- WHAT TO PRODUCE: Copy out the lines, word for word, from the very first one down to the line that contains "y-tick-label: 80: [82, 153, 106, 168]", including both.

- DATASET ROWS:
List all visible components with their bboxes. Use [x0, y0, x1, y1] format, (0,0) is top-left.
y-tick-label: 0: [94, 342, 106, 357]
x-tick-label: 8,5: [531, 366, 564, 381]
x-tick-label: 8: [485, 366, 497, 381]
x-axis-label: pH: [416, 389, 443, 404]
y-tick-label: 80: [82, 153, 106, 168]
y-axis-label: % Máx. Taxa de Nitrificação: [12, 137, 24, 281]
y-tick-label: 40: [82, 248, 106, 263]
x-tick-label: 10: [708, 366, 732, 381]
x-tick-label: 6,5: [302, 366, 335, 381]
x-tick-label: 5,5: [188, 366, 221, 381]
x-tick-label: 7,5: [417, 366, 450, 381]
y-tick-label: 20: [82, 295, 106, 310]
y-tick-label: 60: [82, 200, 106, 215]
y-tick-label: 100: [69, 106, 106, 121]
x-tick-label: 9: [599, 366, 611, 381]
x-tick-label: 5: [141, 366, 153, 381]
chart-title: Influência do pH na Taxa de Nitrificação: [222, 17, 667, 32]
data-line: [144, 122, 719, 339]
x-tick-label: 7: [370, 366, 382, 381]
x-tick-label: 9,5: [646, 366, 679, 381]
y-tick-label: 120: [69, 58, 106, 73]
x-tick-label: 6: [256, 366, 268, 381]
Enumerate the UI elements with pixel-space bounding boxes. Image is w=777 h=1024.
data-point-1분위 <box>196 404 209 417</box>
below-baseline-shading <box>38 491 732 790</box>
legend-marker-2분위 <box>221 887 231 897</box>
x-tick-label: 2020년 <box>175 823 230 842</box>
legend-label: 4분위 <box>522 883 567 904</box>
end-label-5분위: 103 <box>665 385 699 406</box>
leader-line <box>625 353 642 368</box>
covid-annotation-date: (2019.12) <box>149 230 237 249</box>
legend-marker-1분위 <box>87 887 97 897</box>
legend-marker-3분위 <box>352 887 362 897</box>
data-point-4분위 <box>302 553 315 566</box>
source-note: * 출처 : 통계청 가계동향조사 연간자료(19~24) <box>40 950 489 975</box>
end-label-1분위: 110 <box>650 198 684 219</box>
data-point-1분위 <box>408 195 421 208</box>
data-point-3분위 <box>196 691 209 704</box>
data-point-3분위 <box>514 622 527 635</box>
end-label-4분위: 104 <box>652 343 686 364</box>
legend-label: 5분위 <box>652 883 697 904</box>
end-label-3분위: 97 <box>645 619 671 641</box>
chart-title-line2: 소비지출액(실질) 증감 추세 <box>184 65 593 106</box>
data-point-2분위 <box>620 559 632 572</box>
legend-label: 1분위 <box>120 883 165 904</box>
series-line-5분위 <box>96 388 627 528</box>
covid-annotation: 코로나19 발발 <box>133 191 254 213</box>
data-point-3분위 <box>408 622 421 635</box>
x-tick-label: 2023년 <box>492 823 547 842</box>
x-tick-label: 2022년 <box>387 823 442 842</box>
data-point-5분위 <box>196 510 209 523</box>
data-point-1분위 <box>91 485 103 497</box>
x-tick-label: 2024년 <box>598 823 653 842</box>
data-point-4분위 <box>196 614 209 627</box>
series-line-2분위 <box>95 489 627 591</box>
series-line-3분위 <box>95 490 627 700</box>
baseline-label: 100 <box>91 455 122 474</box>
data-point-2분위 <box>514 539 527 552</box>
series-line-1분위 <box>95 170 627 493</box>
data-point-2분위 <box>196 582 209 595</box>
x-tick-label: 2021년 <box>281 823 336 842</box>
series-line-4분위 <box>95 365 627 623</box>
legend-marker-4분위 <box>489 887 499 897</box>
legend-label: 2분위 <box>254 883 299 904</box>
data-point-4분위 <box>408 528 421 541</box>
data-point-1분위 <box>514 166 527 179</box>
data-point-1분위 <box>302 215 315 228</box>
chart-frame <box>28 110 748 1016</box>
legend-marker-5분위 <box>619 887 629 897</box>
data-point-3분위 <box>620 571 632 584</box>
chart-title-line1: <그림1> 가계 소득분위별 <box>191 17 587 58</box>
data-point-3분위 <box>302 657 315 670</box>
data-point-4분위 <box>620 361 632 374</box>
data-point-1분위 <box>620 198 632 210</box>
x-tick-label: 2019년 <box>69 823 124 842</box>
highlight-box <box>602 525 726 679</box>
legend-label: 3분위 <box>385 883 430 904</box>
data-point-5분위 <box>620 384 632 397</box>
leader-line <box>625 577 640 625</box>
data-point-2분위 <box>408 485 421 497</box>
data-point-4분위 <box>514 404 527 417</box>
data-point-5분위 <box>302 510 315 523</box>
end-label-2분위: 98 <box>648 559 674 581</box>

- CORRECT OUTPUT:
List all visible components with their bboxes. Use [x0, y0, x1, y1] format, (0,0) is top-left.
y-tick-label: 0: [94, 342, 106, 357]
x-tick-label: 8,5: [531, 366, 564, 381]
x-tick-label: 8: [485, 366, 497, 381]
x-axis-label: pH: [416, 389, 443, 404]
y-tick-label: 80: [82, 153, 106, 168]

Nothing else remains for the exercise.